### Task requirements
Without the images, write out the whole listing exactly.
+++ Extracted entries
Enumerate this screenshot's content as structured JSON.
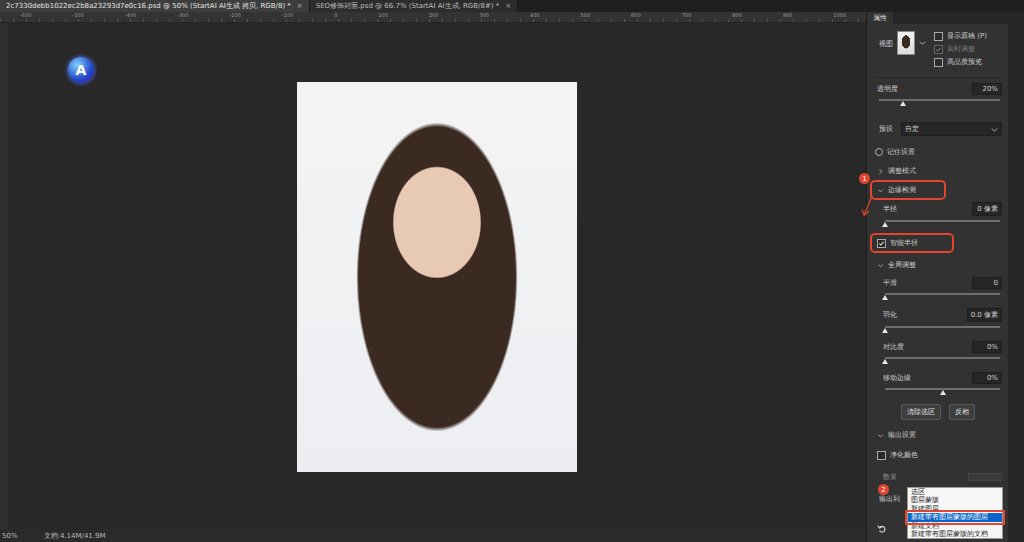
{
  "logo": {
    "letter": "A"
  },
  "tabs": [
    {
      "label": "2c7330debb1022ec2b8a23293d7e0c16.psd @ 50% (StartAI AI生成 拷贝, RGB/8) *",
      "close": "×",
      "selected": true
    },
    {
      "label": "SEO修饰封面.psd @ 66.7% (StartAI AI生成, RGB/8#) *",
      "close": "×",
      "selected": false
    }
  ],
  "ruler": [
    "-600",
    "-500",
    "-400",
    "-300",
    "-200",
    "-100",
    "0",
    "100",
    "200",
    "300",
    "400",
    "500",
    "600",
    "700",
    "800",
    "900",
    "1000"
  ],
  "panel": {
    "title": "属性",
    "view": {
      "label": "视图",
      "options": [
        {
          "label": "显示原稿 (P)",
          "checked": false,
          "disabled": false
        },
        {
          "label": "实时调整",
          "checked": true,
          "disabled": true
        },
        {
          "label": "高品质预览",
          "checked": false,
          "disabled": false
        }
      ]
    },
    "opacity": {
      "label": "透明度",
      "value": "20%",
      "level": 0.2
    },
    "preset": {
      "label": "预设",
      "value": "自定"
    },
    "remember": {
      "label": "记住设置",
      "checked": false
    },
    "sections": [
      {
        "title": "调整模式",
        "expanded": false,
        "highlighted": false,
        "controls": []
      },
      {
        "title": "边缘检测",
        "expanded": true,
        "highlighted": true,
        "annotation": "1",
        "controls": [
          {
            "kind": "slider",
            "label": "半径",
            "value": "0 像素",
            "level": 0,
            "disabled": false
          },
          {
            "kind": "checkbox",
            "label": "智能半径",
            "checked": true,
            "highlighted": true
          }
        ]
      },
      {
        "title": "全局调整",
        "expanded": true,
        "highlighted": false,
        "controls": [
          {
            "kind": "slider",
            "label": "平滑",
            "value": "0",
            "level": 0,
            "disabled": false
          },
          {
            "kind": "slider",
            "label": "羽化",
            "value": "0.0 像素",
            "level": 0,
            "disabled": false
          },
          {
            "kind": "slider",
            "label": "对比度",
            "value": "0%",
            "level": 0,
            "disabled": false
          },
          {
            "kind": "slider",
            "label": "移动边缘",
            "value": "0%",
            "level": 0.5,
            "disabled": false
          },
          {
            "kind": "buttons",
            "labels": [
              "清除选区",
              "反相"
            ]
          }
        ]
      },
      {
        "title": "输出设置",
        "expanded": true,
        "highlighted": false,
        "controls": [
          {
            "kind": "checkbox",
            "label": "净化颜色",
            "checked": false,
            "highlighted": false
          },
          {
            "kind": "field",
            "label": "数量",
            "value": "",
            "disabled": true
          }
        ]
      }
    ],
    "output": {
      "label": "输出到",
      "annotation": "2",
      "options": [
        {
          "label": "选区",
          "selected": false
        },
        {
          "label": "图层蒙版",
          "selected": false
        },
        {
          "label": "新建图层",
          "selected": false
        },
        {
          "label": "新建带有图层蒙版的图层",
          "selected": true
        },
        {
          "label": "新建文档",
          "selected": false
        },
        {
          "label": "新建带有图层蒙版的文档",
          "selected": false
        }
      ]
    }
  },
  "status": {
    "zoom": "50%",
    "doc": "文档:4.14M/41.9M"
  }
}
++++++
### Problem solution
Enumerate this screenshot's content as structured JSON.
{
  "logo": {
    "letter": "A"
  },
  "tabs": [
    {
      "label": "2c7330debb1022ec2b8a23293d7e0c16.psd @ 50% (StartAI AI生成 拷贝, RGB/8) *",
      "close": "×",
      "selected": true
    },
    {
      "label": "SEO修饰封面.psd @ 66.7% (StartAI AI生成, RGB/8#) *",
      "close": "×",
      "selected": false
    }
  ],
  "ruler": [
    "-600",
    "-500",
    "-400",
    "-300",
    "-200",
    "-100",
    "0",
    "100",
    "200",
    "300",
    "400",
    "500",
    "600",
    "700",
    "800",
    "900",
    "1000"
  ],
  "panel": {
    "title": "属性",
    "view": {
      "label": "视图",
      "options": [
        {
          "label": "显示原稿 (P)",
          "checked": false,
          "disabled": false
        },
        {
          "label": "实时调整",
          "checked": true,
          "disabled": true
        },
        {
          "label": "高品质预览",
          "checked": false,
          "disabled": false
        }
      ]
    },
    "opacity": {
      "label": "透明度",
      "value": "20%",
      "level": 0.2
    },
    "preset": {
      "label": "预设",
      "value": "自定"
    },
    "remember": {
      "label": "记住设置",
      "checked": false
    },
    "sections": [
      {
        "title": "调整模式",
        "expanded": false,
        "highlighted": false,
        "controls": []
      },
      {
        "title": "边缘检测",
        "expanded": true,
        "highlighted": true,
        "annotation": "1",
        "controls": [
          {
            "kind": "slider",
            "label": "半径",
            "value": "0 像素",
            "level": 0,
            "disabled": false
          },
          {
            "kind": "checkbox",
            "label": "智能半径",
            "checked": true,
            "highlighted": true
          }
        ]
      },
      {
        "title": "全局调整",
        "expanded": true,
        "highlighted": false,
        "controls": [
          {
            "kind": "slider",
            "label": "平滑",
            "value": "0",
            "level": 0,
            "disabled": false
          },
          {
            "kind": "slider",
            "label": "羽化",
            "value": "0.0 像素",
            "level": 0,
            "disabled": false
          },
          {
            "kind": "slider",
            "label": "对比度",
            "value": "0%",
            "level": 0,
            "disabled": false
          },
          {
            "kind": "slider",
            "label": "移动边缘",
            "value": "0%",
            "level": 0.5,
            "disabled": false
          },
          {
            "kind": "buttons",
            "labels": [
              "清除选区",
              "反相"
            ]
          }
        ]
      },
      {
        "title": "输出设置",
        "expanded": true,
        "highlighted": false,
        "controls": [
          {
            "kind": "checkbox",
            "label": "净化颜色",
            "checked": false,
            "highlighted": false
          },
          {
            "kind": "field",
            "label": "数量",
            "value": "",
            "disabled": true
          }
        ]
      }
    ],
    "output": {
      "label": "输出到",
      "annotation": "2",
      "options": [
        {
          "label": "选区",
          "selected": false
        },
        {
          "label": "图层蒙版",
          "selected": false
        },
        {
          "label": "新建图层",
          "selected": false
        },
        {
          "label": "新建带有图层蒙版的图层",
          "selected": true
        },
        {
          "label": "新建文档",
          "selected": false
        },
        {
          "label": "新建带有图层蒙版的文档",
          "selected": false
        }
      ]
    }
  },
  "status": {
    "zoom": "50%",
    "doc": "文档:4.14M/41.9M"
  }
}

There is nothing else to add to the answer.